The request>
Copy every line of the data in which the word "Jeositler" occurs.

Provided entries>
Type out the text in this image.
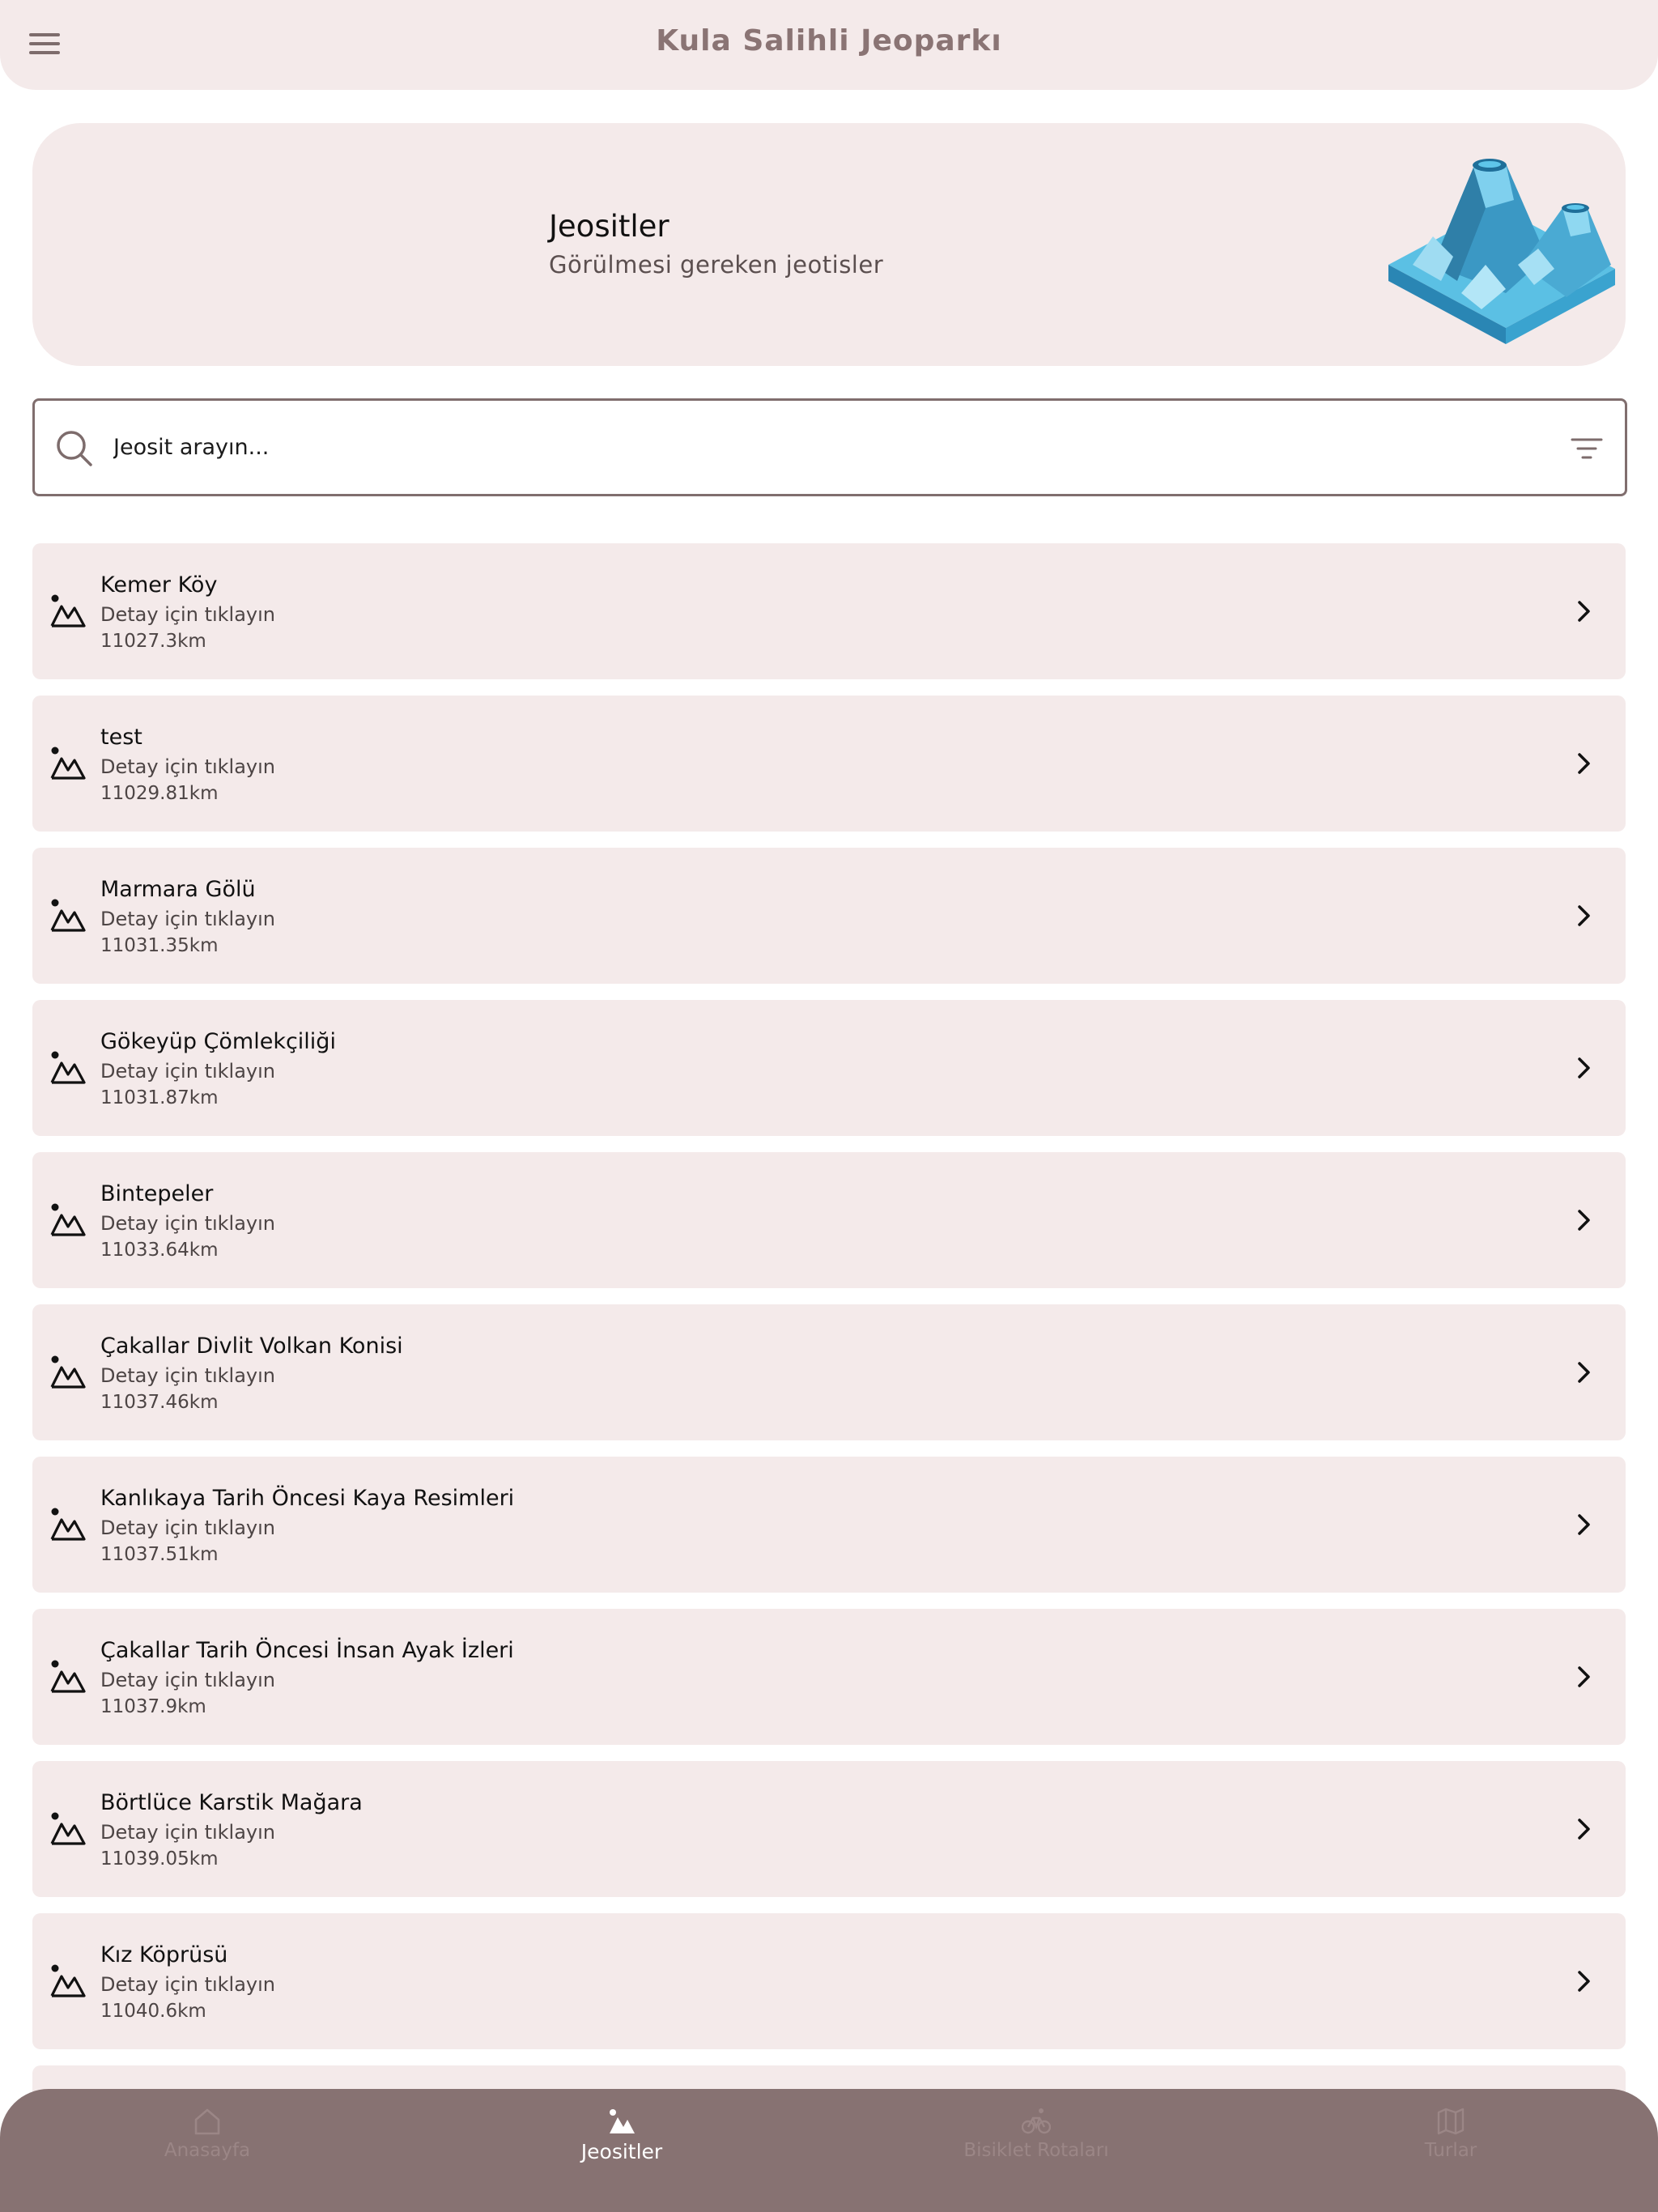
Kula Salihli Jeoparkı
Jeositler
Görülmesi gereken jeotisler
Jeosit arayın...
Kemer Köy
Detay için tıklayın
11027.3km
test
Detay için tıklayın
11029.81km
Marmara Gölü
Detay için tıklayın
11031.35km
Gökeyüp Çömlekçiliği
Detay için tıklayın
11031.87km
Bintepeler
Detay için tıklayın
11033.64km
Çakallar Divlit Volkan Konisi
Detay için tıklayın
11037.46km
Kanlıkaya Tarih Öncesi Kaya Resimleri
Detay için tıklayın
11037.51km
Çakallar Tarih Öncesi İnsan Ayak İzleri
Detay için tıklayın
11037.9km
Börtlüce Karstik Mağara
Detay için tıklayın
11039.05km
Kız Köprüsü
Detay için tıklayın
11040.6km
Anasayfa	Jeositler	Bisiklet Rotaları	Turlar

Complete response>
Jeositler
Anasayfa	Jeositler	Bisiklet Rotaları	Turlar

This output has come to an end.